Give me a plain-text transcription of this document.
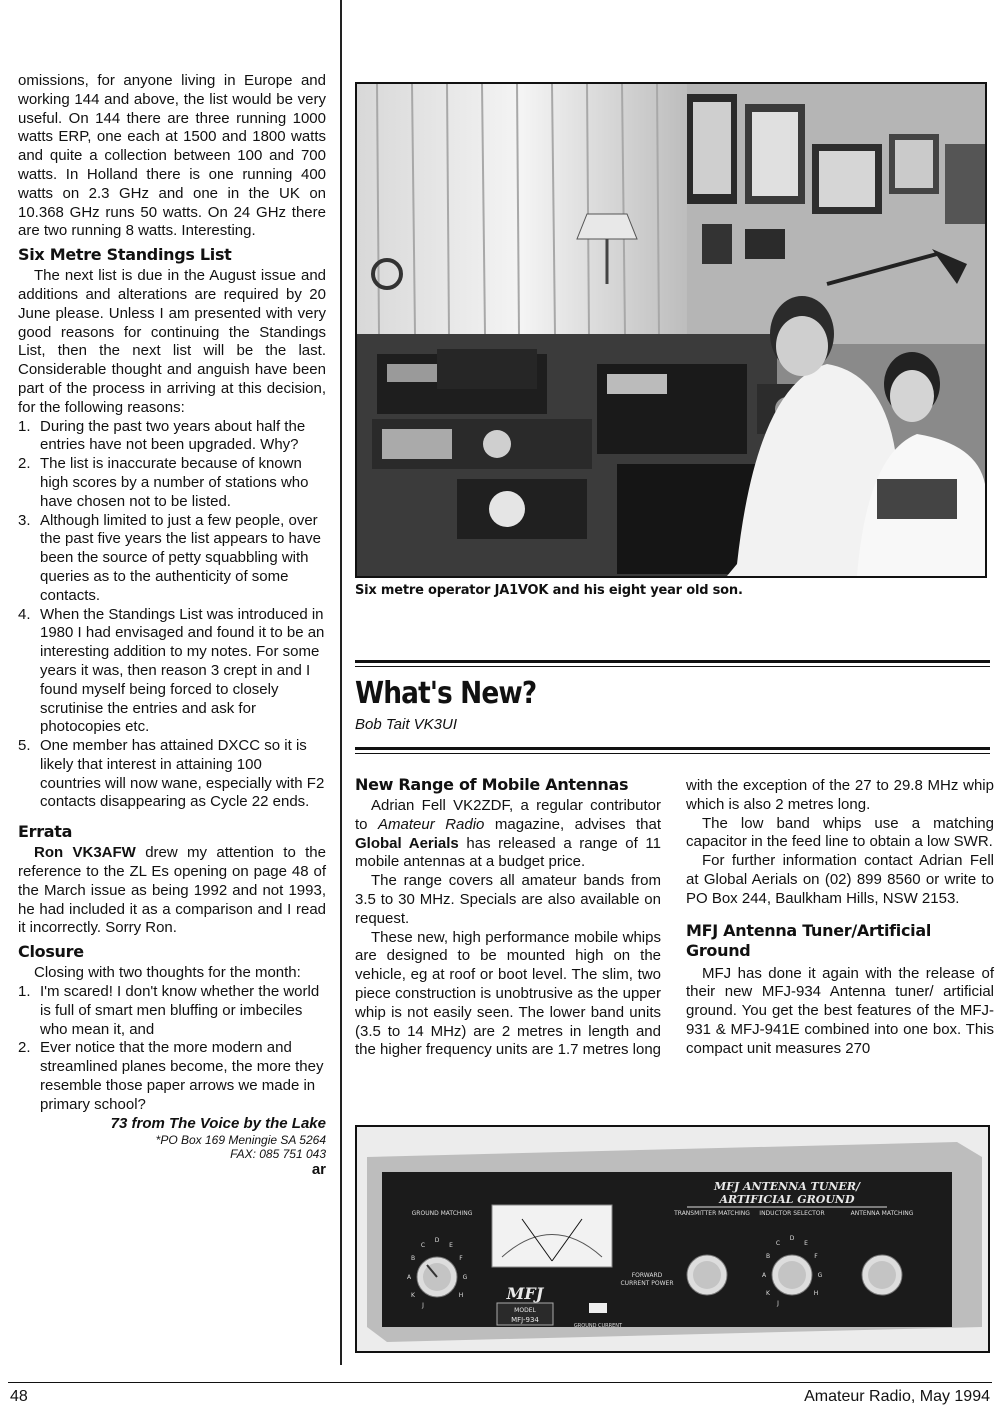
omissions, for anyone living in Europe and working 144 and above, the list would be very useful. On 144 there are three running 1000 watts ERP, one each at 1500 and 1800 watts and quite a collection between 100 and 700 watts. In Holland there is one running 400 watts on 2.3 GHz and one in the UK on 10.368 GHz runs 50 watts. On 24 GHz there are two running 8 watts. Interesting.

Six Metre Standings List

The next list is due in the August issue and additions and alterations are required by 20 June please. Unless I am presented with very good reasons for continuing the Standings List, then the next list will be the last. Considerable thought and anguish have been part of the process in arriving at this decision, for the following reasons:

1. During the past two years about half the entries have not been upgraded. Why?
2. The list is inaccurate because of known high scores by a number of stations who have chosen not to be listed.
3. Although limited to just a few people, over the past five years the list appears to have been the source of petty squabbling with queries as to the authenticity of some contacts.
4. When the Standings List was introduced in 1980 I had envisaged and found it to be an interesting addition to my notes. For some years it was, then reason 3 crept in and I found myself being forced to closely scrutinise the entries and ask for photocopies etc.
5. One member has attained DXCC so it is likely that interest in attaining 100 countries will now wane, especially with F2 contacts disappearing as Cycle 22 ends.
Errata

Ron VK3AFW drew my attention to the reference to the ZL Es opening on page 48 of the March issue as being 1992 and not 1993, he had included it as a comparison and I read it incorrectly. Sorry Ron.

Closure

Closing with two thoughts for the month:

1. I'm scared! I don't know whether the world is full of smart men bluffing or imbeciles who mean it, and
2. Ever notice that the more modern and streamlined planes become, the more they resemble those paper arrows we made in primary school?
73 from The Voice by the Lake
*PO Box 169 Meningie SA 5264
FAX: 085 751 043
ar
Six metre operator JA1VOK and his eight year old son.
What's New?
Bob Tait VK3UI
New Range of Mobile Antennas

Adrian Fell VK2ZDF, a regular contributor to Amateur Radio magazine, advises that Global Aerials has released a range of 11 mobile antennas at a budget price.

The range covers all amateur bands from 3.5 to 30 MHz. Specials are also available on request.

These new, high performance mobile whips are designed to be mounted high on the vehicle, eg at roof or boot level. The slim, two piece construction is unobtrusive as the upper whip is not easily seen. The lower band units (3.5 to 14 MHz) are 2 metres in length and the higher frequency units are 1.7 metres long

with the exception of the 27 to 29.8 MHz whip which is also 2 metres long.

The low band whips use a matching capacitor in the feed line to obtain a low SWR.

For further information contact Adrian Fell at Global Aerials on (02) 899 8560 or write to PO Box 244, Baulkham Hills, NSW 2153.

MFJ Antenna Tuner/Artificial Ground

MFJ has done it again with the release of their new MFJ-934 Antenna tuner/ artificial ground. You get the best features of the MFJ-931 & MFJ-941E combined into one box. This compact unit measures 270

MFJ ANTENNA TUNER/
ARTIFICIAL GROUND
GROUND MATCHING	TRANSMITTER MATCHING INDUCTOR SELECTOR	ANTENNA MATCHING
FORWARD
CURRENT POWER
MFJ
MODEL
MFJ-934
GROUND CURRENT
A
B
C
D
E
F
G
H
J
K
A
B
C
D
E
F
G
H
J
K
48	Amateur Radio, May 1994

---

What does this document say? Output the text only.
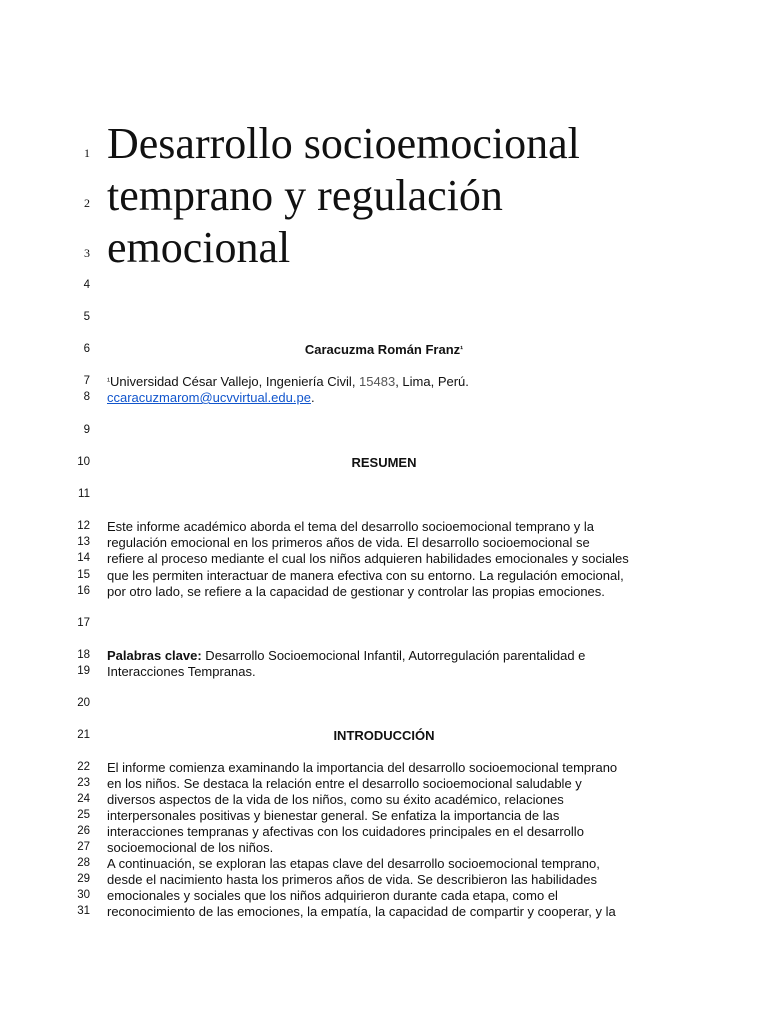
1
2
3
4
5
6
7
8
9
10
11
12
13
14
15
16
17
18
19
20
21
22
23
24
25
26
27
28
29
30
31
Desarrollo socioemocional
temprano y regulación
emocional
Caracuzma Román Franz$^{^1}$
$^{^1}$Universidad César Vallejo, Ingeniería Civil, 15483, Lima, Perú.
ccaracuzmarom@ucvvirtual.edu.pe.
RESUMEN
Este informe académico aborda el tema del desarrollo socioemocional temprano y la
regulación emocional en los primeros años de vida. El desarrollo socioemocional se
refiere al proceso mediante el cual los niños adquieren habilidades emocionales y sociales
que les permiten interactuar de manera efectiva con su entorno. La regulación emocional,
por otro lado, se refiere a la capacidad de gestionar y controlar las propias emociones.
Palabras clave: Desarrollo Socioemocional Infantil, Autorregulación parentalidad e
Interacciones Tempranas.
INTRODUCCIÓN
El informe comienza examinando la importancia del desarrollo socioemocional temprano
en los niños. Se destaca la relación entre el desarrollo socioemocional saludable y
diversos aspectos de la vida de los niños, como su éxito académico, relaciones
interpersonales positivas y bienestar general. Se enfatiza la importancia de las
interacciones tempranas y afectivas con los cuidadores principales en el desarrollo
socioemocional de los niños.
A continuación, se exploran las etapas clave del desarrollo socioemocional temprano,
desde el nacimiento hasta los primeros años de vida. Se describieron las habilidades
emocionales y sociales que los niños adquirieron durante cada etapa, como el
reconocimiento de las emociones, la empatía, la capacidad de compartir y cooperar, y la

SET PROBLEM: How many of the lines in the listing above hold the word "años"? Report only that figure.

FULL SOLUTION: 2